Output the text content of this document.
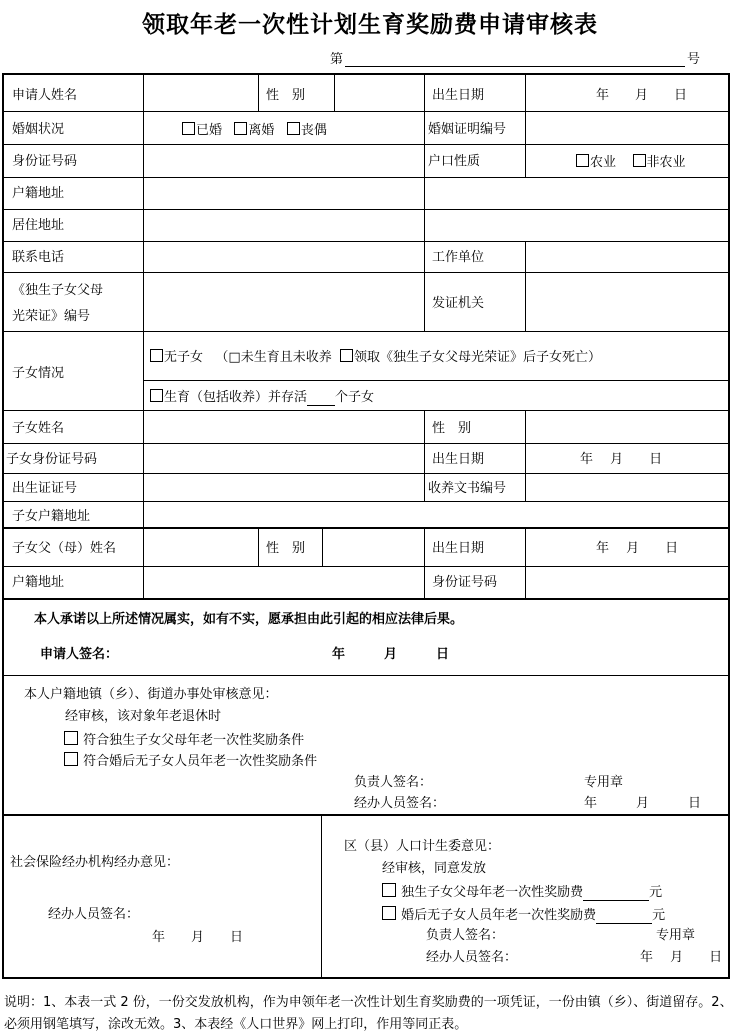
领取年老一次性计划生育奖励费申请审核表
第	号
申请人姓名	性　别	出生日期	年　　月　　日
婚姻状况	已婚 离婚 丧偶	婚姻证明编号
身份证号码	户口性质	农业 非农业
户籍地址
居住地址
联系电话	工作单位
《独生子女父母
光荣证》编号
发证机关
子女情况
无子女 （□未生育且未收养 领取《独生子女父母光荣证》后子女死亡）
生育（包括收养）并存活 个子女
子女姓名	性　别
子女身份证号码	出生日期	年　 月　　日
出生证证号	收养文书编号
子女户籍地址
子女父（母）姓名	性　别	出生日期	年　 月　　日
户籍地址	身份证号码
本人承诺以上所述情况属实，如有不实，愿承担由此引起的相应法律后果。
申请人签名：	年　　　月　　　日
本人户籍地镇（乡）、街道办事处审核意见：
经审核，该对象年老退休时
符合独生子女父母年老一次性奖励条件
符合婚后无子女人员年老一次性奖励条件
负责人签名：	专用章
经办人员签名：	年　　　月　　　日
社会保险经办机构经办意见：
经办人员签名：
年　　月　　日
区（县）人口计生委意见：
经审核，同意发放
独生子女父母年老一次性奖励费	元
婚后无子女人员年老一次性奖励费	元
负责人签名：	专用章
经办人员签名：	年　 月　　日
说明：1、本表一式 2 份，一份交发放机构，作为申领年老一次性计划生育奖励费的一项凭证，一份由镇（乡）、街道留存。2、必须用钢笔填写，涂改无效。3、本表经《人口世界》网上打印，作用等同正表。
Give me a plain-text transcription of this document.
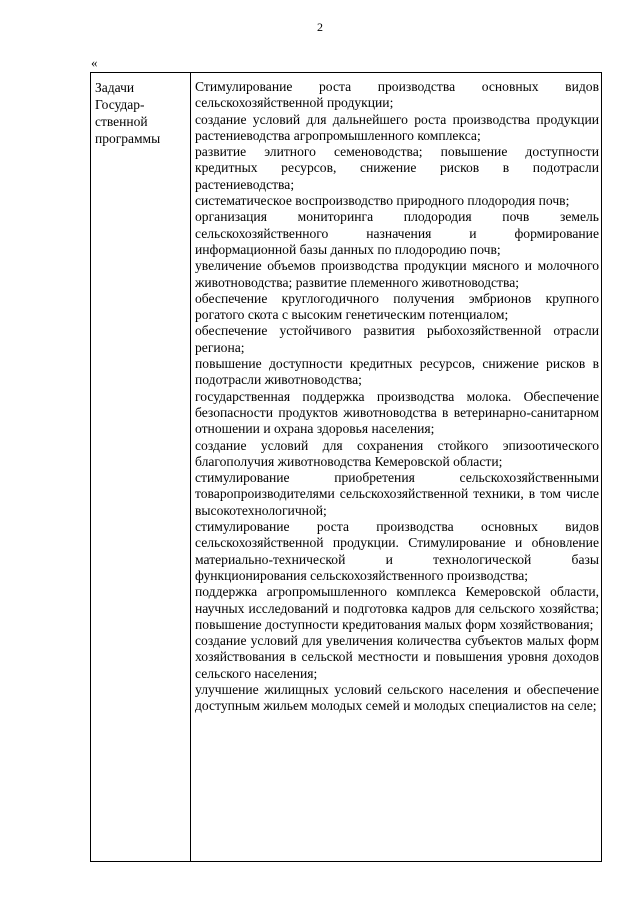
2
«
Задачи
Государ-
ственной
программы

Стимулирование роста производства основных видов сельскохозяйственной продукции;

создание условий для дальнейшего роста производства продукции растениеводства агропромышленного комплекса;

развитие элитного семеноводства; повышение доступности кредитных ресурсов, снижение рисков в подотрасли растениеводства;

систематическое воспроизводство природного плодородия почв;

организация мониторинга плодородия почв земель сельскохозяйственного назначения и формирование информационной базы данных по плодородию почв;

увеличение объемов производства продукции мясного и молочного животноводства; развитие племенного животноводства;

обеспечение круглогодичного получения эмбрионов крупного рогатого скота с высоким генетическим потенциалом;

обеспечение устойчивого развития рыбохозяйственной отрасли региона;

повышение доступности кредитных ресурсов, снижение рисков в подотрасли животноводства;

государственная поддержка производства молока. Обеспечение безопасности продуктов животноводства в ветеринарно-санитарном отношении и охрана здоровья населения;

создание условий для сохранения стойкого эпизоотического благополучия животноводства Кемеровской области;

стимулирование приобретения сельскохозяйственными товаропроизводителями сельскохозяйственной техники, в том числе высокотехнологичной;

стимулирование роста производства основных видов сельскохозяйственной продукции. Стимулирование и обновление материально-технической и технологической базы функционирования сельскохозяйственного производства;

поддержка агропромышленного комплекса Кемеровской области, научных исследований и подготовка кадров для сельского хозяйства; повышение доступности кредитования малых форм хозяйствования;

создание условий для увеличения количества субъектов малых форм хозяйствования в сельской местности и повышения уровня доходов сельского населения;

улучшение жилищных условий сельского населения и обеспечение доступным жильем молодых семей и молодых специалистов на селе;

************

» GIVEN PROBLEM
Scan the material above for the word "text". Copy each line where it occurs.

» ANSWER FOR THE TASK
Output the text content of this document.
Give me a plain-text transcription of this document.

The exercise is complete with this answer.